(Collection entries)
□ □ □

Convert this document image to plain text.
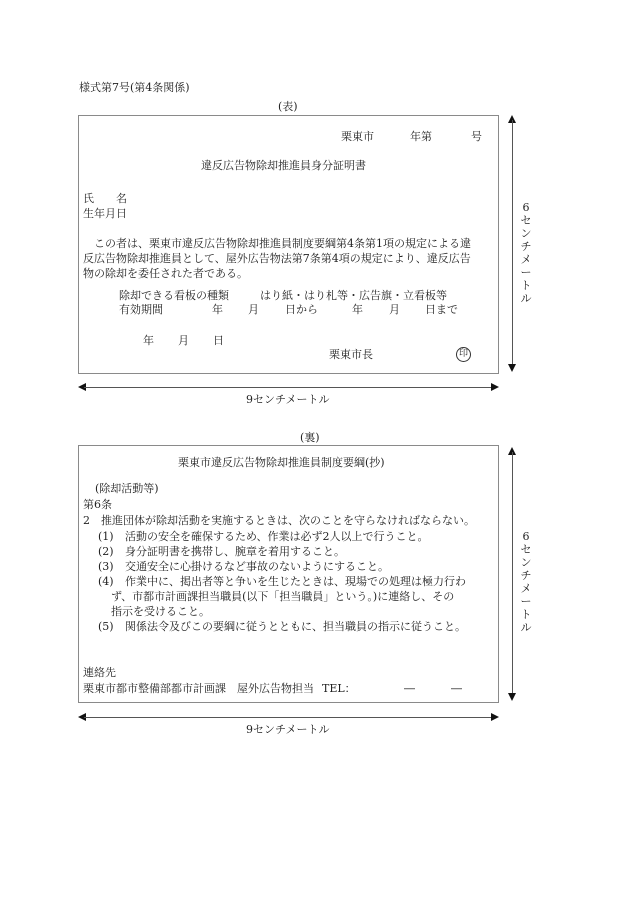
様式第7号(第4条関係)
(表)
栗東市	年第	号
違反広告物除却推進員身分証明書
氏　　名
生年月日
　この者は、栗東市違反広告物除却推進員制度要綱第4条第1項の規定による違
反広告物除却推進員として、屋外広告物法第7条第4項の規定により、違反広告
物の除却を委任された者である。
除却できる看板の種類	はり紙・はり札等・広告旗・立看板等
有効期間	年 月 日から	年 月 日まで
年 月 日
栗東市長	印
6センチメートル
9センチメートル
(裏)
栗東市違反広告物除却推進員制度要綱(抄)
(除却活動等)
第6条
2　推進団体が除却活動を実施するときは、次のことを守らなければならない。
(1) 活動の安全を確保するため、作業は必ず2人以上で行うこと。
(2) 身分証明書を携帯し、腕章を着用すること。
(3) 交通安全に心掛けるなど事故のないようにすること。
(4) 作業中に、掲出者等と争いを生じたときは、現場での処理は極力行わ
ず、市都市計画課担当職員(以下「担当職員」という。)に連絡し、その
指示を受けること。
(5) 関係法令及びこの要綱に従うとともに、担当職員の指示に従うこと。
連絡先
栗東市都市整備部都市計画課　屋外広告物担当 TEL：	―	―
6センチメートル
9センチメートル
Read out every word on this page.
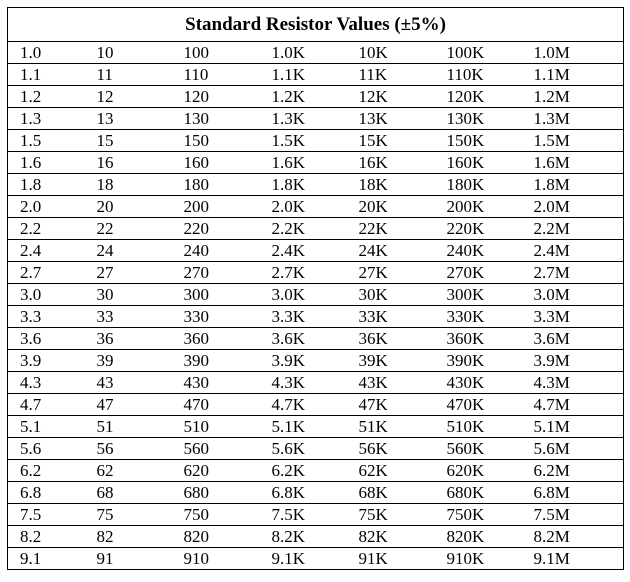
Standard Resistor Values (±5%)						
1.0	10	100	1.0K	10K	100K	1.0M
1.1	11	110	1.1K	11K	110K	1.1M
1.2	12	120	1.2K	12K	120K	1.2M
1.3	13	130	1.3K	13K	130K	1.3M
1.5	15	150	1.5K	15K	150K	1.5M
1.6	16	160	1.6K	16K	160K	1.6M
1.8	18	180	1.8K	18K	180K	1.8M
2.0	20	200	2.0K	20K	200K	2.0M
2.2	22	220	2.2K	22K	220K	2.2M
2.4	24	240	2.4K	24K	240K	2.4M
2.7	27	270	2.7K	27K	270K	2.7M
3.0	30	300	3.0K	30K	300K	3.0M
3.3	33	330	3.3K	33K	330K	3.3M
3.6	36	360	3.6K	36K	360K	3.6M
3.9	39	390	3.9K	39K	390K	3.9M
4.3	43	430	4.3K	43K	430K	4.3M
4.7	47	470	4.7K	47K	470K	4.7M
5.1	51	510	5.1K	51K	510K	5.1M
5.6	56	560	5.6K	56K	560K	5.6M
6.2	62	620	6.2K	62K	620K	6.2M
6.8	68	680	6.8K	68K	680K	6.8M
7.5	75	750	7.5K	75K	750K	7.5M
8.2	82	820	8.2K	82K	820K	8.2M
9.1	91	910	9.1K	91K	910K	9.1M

□ □ □

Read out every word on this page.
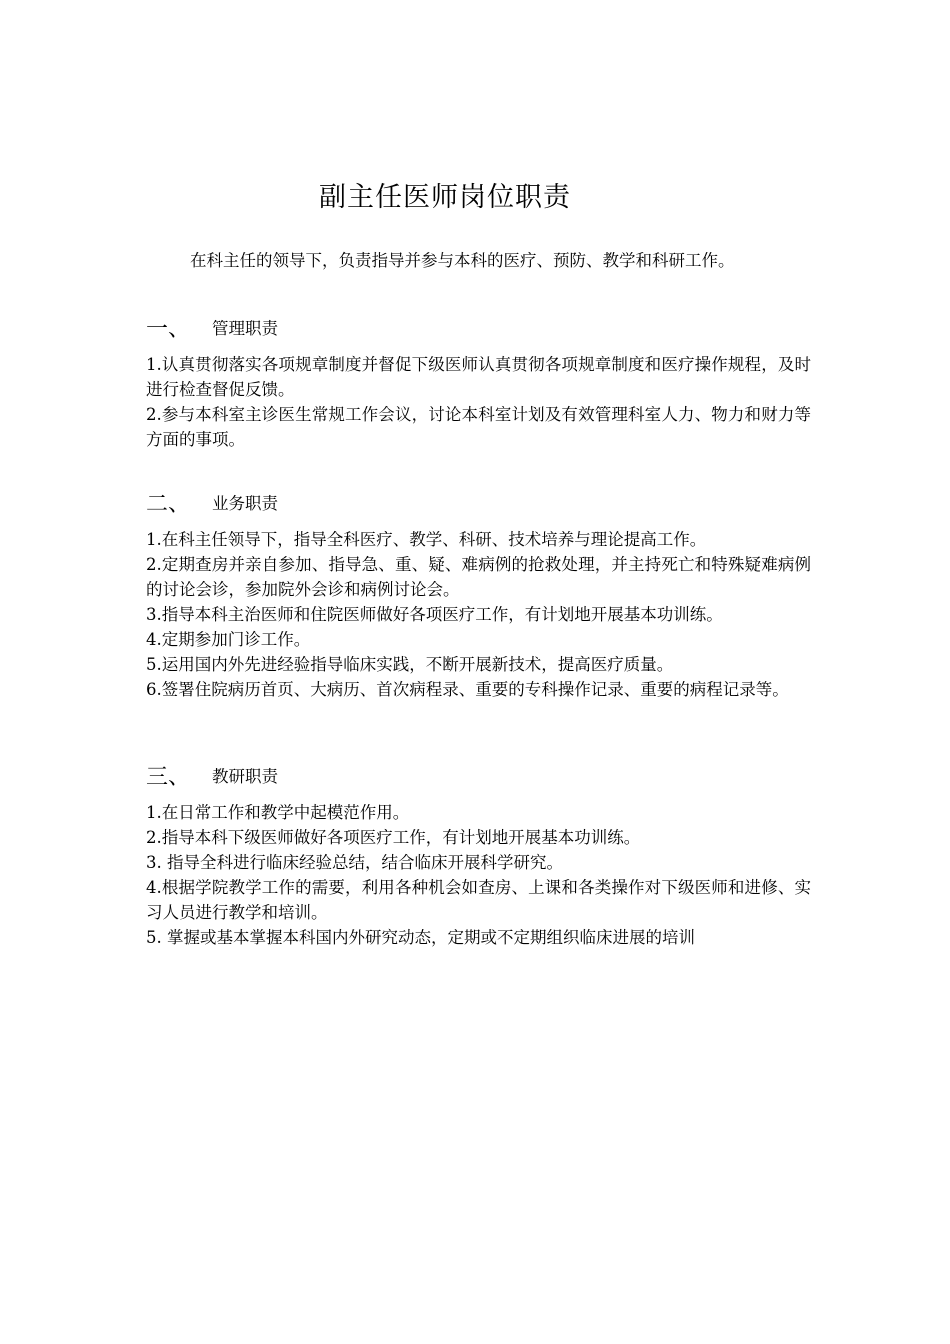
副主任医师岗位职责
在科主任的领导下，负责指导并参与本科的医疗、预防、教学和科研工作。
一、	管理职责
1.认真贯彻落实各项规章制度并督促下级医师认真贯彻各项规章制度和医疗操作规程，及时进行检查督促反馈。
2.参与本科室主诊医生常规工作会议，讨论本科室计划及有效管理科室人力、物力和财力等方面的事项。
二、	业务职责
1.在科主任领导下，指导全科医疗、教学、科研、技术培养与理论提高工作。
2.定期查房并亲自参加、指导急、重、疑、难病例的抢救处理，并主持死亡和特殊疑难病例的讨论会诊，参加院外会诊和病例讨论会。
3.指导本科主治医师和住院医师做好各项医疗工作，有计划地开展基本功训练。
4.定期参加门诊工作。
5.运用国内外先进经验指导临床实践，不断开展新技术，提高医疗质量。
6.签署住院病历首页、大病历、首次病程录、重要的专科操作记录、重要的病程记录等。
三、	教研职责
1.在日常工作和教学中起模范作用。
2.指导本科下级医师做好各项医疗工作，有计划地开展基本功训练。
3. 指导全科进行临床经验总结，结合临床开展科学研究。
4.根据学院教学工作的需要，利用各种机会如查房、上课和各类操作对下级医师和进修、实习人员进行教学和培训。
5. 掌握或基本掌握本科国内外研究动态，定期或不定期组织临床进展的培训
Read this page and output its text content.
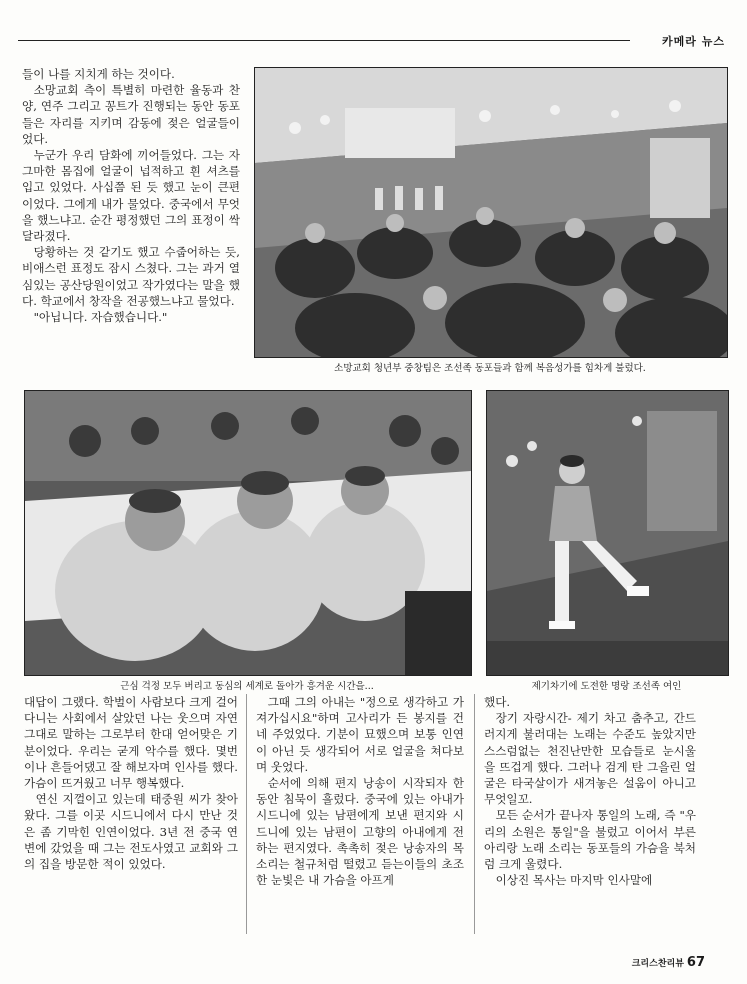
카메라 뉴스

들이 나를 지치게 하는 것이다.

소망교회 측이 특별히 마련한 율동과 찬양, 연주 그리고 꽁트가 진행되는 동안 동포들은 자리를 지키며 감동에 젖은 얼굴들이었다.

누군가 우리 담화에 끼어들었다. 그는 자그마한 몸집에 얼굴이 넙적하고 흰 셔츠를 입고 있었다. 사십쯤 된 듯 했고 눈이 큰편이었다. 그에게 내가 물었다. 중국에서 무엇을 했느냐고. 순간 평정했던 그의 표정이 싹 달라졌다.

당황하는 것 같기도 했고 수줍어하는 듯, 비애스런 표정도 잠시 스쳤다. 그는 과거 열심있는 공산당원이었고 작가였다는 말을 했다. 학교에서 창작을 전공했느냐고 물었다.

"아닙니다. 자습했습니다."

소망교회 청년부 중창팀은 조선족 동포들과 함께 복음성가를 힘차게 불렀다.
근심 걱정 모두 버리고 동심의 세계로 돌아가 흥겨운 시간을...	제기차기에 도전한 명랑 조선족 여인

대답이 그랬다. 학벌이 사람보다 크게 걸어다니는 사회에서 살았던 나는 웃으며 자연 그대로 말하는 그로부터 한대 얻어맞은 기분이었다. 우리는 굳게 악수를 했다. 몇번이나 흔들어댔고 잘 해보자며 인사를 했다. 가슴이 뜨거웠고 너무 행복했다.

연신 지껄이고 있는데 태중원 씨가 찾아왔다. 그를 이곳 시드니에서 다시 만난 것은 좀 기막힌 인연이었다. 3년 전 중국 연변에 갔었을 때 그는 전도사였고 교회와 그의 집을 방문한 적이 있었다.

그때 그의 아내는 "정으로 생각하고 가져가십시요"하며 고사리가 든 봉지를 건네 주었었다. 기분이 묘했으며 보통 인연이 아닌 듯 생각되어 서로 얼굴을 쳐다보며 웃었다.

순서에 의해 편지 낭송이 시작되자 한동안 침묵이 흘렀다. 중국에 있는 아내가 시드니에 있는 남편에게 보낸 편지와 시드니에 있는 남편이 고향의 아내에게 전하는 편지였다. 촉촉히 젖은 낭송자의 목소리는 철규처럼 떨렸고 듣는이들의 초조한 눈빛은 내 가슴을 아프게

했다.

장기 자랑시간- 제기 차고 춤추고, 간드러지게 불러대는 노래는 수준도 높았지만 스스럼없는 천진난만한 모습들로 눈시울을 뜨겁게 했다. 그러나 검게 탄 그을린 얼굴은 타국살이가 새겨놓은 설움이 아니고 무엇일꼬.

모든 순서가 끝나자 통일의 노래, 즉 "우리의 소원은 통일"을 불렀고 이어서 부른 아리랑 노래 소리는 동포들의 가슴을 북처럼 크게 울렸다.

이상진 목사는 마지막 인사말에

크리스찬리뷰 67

□ □ □

STATED TASK:
Show the lines of the records that contain the word "text".

RESULT OF THIS TASK:
Convert this document image to plain text.
Read this page and output its text content.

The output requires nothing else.